- _Directions_
Report all lines from the entries below in which "right" appears.

- _Records provided_

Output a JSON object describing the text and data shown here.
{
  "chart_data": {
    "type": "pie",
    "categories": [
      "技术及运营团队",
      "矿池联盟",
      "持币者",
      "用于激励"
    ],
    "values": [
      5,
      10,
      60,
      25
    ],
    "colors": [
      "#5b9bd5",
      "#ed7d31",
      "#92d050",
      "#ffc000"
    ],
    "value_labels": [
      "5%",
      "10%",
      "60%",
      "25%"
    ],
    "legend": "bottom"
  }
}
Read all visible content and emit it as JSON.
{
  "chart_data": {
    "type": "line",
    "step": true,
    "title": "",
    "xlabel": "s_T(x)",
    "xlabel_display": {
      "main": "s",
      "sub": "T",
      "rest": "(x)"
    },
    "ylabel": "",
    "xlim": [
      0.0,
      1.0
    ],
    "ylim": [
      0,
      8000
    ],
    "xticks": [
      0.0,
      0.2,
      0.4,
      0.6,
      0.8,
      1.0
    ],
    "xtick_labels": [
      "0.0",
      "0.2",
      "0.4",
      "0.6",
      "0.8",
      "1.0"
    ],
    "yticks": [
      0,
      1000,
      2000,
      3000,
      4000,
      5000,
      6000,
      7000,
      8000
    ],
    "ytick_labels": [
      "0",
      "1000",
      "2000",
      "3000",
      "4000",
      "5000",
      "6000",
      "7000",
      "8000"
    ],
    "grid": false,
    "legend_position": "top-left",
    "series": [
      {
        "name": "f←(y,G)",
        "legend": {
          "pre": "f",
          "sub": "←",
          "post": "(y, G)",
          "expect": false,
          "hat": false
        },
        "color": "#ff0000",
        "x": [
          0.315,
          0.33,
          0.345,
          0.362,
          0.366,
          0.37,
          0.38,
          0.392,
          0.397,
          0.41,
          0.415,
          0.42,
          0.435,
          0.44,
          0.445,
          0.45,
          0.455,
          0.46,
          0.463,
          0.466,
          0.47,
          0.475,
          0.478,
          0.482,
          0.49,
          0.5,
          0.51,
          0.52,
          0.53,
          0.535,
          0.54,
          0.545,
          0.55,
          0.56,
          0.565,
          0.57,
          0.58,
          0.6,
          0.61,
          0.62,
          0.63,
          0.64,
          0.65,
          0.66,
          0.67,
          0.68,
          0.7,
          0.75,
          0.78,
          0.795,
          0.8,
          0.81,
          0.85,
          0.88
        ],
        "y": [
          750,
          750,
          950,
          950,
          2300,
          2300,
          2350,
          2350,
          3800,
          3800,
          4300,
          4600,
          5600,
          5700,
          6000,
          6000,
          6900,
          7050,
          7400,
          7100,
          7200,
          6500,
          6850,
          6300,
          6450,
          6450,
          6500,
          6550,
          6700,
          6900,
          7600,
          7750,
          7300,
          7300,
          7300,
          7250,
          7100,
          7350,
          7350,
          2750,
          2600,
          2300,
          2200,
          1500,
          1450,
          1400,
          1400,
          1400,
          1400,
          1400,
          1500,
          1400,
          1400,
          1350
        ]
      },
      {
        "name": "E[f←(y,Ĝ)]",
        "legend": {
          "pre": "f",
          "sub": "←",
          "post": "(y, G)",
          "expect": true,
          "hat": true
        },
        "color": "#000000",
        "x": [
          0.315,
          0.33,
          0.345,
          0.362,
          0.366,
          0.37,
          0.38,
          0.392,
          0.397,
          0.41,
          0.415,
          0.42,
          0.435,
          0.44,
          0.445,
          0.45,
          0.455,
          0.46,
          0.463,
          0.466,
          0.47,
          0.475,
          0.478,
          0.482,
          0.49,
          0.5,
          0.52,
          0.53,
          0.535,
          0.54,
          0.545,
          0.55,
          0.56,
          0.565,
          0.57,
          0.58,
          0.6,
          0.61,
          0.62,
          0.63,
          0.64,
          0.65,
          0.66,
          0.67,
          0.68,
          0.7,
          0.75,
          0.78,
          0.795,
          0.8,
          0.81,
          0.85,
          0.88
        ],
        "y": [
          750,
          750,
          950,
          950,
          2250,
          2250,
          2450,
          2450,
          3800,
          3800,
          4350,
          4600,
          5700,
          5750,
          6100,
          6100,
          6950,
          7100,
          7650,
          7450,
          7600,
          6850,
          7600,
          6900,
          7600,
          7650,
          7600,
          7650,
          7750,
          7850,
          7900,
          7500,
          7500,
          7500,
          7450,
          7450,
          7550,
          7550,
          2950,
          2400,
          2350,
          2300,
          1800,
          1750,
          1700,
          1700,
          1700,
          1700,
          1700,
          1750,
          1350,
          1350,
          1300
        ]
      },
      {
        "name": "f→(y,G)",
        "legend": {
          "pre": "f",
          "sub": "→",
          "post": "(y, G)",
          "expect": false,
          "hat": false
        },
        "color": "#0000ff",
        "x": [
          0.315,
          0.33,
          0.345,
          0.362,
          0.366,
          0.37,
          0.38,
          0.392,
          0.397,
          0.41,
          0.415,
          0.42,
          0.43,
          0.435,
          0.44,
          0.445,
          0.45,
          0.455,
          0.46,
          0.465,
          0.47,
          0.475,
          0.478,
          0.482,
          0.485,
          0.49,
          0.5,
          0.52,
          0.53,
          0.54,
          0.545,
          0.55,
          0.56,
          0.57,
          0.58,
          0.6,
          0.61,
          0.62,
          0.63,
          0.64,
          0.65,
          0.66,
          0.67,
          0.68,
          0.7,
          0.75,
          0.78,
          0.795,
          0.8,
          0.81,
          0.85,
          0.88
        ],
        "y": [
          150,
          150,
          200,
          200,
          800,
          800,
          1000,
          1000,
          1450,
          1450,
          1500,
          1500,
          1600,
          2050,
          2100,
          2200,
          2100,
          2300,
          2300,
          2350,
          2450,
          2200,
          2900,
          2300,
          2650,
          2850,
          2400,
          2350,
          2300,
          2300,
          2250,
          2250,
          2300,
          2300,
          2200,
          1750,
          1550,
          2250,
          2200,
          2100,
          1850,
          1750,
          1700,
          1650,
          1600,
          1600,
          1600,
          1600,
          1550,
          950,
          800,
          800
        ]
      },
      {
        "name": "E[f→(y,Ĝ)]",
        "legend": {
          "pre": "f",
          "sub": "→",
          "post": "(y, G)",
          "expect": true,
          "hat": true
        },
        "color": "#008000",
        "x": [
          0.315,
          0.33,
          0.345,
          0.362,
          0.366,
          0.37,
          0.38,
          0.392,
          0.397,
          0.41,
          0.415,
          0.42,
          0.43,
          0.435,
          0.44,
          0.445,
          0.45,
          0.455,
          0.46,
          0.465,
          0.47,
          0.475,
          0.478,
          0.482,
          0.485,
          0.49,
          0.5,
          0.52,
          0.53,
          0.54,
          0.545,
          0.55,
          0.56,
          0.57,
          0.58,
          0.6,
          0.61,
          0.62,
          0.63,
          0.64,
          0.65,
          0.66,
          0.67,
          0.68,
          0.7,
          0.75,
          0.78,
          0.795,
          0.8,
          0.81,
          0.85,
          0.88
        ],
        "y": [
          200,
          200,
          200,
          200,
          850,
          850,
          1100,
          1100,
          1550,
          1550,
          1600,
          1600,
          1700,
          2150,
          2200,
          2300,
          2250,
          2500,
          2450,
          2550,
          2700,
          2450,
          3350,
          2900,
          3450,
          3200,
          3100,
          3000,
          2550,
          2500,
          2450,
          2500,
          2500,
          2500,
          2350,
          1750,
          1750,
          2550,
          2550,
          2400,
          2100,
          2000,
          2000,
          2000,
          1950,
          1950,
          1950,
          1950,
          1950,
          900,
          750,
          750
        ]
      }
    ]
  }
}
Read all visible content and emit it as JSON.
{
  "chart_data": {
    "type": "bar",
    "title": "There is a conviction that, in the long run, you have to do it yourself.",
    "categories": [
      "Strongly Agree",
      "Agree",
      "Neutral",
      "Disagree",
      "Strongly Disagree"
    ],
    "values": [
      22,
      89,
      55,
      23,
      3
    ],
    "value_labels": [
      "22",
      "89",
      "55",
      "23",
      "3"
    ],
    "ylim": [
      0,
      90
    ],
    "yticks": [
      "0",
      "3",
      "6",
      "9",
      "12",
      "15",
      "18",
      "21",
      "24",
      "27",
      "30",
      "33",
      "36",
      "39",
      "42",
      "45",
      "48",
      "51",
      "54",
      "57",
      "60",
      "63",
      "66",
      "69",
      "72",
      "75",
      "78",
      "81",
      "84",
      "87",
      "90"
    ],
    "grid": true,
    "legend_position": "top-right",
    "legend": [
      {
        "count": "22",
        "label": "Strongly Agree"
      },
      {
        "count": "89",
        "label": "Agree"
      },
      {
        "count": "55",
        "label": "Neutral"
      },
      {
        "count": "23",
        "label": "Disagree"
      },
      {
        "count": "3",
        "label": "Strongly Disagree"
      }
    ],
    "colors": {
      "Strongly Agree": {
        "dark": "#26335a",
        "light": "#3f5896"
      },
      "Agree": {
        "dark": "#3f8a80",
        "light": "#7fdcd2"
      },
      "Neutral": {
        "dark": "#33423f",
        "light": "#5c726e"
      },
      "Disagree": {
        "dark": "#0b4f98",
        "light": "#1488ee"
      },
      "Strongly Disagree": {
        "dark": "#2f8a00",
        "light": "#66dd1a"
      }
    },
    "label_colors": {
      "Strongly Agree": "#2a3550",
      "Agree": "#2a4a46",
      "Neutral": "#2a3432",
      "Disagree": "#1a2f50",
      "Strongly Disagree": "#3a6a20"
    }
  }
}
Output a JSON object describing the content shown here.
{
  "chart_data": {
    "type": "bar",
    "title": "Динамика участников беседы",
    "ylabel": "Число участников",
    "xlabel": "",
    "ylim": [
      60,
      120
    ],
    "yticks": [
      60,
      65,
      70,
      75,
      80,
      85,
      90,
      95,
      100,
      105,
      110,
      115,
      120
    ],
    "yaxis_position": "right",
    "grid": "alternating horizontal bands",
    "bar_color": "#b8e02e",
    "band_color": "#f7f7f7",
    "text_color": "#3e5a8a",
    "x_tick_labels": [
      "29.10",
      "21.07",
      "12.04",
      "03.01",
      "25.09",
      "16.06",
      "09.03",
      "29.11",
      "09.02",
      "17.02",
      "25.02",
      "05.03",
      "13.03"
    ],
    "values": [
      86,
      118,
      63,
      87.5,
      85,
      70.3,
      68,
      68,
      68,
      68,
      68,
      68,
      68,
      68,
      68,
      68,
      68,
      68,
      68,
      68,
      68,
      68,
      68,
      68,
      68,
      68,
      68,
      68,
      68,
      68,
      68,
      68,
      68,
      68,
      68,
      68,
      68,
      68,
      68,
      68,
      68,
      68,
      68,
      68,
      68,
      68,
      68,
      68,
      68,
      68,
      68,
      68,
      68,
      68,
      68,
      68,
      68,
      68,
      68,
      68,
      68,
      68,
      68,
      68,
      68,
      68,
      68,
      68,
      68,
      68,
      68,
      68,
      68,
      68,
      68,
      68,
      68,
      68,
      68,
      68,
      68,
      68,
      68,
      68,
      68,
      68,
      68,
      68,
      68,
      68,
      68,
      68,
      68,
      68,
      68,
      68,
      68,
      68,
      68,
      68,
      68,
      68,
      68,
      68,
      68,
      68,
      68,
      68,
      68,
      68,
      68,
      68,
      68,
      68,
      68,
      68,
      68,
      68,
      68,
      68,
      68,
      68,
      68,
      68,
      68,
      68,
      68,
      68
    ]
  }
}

- _Solution for this task_
    "legend_position": "top-right",
    "yaxis_position": "right",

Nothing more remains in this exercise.